The Sieur de Maisonneuve, a gallant soldier and a loyal devotee of the
Church, was the active leader of the enterprise, with Jeanne Mance, an
ardent young religionist of high motives and fine character, as his
principal coadjutor. Fortune dealt kindly with the project, and Montreal
began its history in 1642.
A few years later Montmagny gave up his post and returned to France.
With the limited resources at his disposal, he had served the colony well,
and had left it stronger and more prosperous than when he came. His
successor was M. D'Ailleboust, who had been for some time in the country,
and who was consequently no stranger to its needs. On his appointment a
council was created, to consist of the governor of the colony, the bishop
or the superior of the Jesuits, and the governor of Montreal. Henceforth
this body was to be responsible for the making of all general regulations.
It is commonly called the Old Council to distinguish it from the Sovereign
Council by which it was supplanted in 1663.
The opening years of the new administration were marked by one of
the greatest of forest tragedies, the destruction of the Hurons. In 1648 a
party of Iroquois warriors made their way across Lake Ontario and overland
to the Huron country, where they destroyed one large village. Emboldened
by this success, a much larger body of the tribesmen returned in the year
following and completed their bloody work. A dozen or more Huron
settlements were attacked and laid waste with wanton slaughter. Two Jesuit
priests, Lalemant and Brebeuf, who were laboring among the Hurons, were
taken and burned at the stake after suffering atrocious tortures. The
remnants of the tribe were scattered: a few found shelter on the islands
of the Georgian Bay, while others took refuge with the French and were
given a tract of land at Sillery, near Quebec. To the French colony the
extirpation of the Hurons came as a severe blow. It weakened their
prestige in the west, it cut off a lucrative source of fur supply, and it
involved the loss of faithful allies.

(Spatial layout data)

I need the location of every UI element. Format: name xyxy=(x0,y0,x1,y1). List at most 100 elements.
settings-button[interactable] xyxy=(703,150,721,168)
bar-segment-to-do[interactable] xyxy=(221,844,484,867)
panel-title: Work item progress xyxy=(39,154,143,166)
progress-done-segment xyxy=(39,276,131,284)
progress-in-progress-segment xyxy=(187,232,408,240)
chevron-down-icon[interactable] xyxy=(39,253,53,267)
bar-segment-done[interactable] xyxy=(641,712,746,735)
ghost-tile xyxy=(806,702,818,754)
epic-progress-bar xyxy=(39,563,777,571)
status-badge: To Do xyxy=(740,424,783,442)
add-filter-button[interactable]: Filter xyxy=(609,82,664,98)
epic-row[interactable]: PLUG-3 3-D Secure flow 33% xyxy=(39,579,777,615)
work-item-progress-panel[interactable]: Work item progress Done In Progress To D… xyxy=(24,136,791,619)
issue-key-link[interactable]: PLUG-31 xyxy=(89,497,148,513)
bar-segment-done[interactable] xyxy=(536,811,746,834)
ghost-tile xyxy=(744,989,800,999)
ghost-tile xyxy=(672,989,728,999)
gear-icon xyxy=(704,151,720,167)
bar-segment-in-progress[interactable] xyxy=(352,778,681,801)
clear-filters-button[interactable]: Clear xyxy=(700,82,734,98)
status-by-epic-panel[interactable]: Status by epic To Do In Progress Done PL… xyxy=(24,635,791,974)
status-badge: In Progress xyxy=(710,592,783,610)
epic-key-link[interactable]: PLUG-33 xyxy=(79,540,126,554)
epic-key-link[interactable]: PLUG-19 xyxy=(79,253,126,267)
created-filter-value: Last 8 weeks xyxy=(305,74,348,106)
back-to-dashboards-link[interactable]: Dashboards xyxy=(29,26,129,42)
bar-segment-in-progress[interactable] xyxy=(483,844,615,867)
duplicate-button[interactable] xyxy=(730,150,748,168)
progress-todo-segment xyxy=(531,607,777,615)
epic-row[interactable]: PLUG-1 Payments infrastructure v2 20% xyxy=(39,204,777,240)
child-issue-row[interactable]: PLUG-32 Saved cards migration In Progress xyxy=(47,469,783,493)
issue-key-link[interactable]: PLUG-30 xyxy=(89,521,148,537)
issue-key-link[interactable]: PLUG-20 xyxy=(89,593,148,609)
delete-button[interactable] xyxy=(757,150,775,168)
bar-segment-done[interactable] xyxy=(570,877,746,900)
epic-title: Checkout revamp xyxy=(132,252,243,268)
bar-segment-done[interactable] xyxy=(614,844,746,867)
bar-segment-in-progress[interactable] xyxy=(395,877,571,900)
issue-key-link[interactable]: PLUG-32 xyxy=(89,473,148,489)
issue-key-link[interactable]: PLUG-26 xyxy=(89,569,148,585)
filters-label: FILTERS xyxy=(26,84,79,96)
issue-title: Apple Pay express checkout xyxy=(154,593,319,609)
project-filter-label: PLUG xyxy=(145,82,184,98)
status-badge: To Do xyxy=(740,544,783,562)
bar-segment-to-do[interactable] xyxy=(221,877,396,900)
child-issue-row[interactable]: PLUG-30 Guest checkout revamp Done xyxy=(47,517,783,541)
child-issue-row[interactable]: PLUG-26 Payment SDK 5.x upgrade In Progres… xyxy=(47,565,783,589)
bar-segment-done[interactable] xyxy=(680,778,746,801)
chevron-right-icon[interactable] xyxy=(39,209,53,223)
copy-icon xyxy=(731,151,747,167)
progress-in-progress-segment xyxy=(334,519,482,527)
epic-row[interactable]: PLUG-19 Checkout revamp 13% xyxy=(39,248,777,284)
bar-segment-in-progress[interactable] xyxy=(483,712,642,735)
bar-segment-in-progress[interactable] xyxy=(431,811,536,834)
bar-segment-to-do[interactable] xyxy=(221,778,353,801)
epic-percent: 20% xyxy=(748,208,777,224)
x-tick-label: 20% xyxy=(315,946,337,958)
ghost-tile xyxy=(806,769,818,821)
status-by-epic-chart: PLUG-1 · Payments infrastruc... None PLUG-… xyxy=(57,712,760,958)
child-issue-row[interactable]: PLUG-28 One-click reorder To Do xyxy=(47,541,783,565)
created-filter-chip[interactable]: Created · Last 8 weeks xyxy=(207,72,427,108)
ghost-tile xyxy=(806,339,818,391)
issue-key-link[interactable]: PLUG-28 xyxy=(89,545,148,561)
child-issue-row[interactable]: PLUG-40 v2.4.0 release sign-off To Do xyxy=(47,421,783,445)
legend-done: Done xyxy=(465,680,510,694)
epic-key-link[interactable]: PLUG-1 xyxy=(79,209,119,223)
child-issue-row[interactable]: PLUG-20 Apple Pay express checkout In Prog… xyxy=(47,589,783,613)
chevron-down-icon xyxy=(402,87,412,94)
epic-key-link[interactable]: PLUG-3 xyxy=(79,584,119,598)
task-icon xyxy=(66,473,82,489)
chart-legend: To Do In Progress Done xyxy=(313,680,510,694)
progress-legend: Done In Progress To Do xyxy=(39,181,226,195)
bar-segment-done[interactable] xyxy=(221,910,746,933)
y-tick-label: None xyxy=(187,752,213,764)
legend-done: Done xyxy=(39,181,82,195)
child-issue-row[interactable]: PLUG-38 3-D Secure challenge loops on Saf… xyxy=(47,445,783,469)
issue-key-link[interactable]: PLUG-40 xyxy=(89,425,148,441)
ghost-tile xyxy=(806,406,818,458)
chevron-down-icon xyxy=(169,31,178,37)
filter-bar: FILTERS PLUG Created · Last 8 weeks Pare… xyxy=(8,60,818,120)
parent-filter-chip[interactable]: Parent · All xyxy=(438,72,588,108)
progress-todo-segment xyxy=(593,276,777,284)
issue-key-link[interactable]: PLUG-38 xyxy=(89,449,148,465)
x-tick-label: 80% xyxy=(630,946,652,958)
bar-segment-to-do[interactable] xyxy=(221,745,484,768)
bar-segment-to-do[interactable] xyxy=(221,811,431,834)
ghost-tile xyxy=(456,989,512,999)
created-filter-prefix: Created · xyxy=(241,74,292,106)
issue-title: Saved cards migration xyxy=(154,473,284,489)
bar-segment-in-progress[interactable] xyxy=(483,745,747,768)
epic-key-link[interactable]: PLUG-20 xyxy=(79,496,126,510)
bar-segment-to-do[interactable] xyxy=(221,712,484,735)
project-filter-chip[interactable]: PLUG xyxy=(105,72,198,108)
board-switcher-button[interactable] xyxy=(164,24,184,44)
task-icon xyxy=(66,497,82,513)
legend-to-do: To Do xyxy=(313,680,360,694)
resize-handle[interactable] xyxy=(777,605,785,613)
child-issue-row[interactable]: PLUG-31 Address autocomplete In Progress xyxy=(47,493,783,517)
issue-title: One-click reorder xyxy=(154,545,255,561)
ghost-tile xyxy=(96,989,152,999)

#### Do this:
Rewrite the passage on early New France starting at "A few years" and ending at "all general regulations.", and swap "colony" for "settlement". The records stand apart from the passage and are unrelated to it.

#### Answer to the task:
A few years later Montmagny gave up his post and returned to France.
With the limited resources at his disposal, he had served the settlement well,
and had left it stronger and more prosperous than when he came. His
successor was M. D'Ailleboust, who had been for some time in the country,
and who was consequently no stranger to its needs. On his appointment a
council was created, to consist of the governor of the settlement, the bishop
or the superior of the Jesuits, and the governor of Montreal. Henceforth
this body was to be responsible for the making of all general regulations.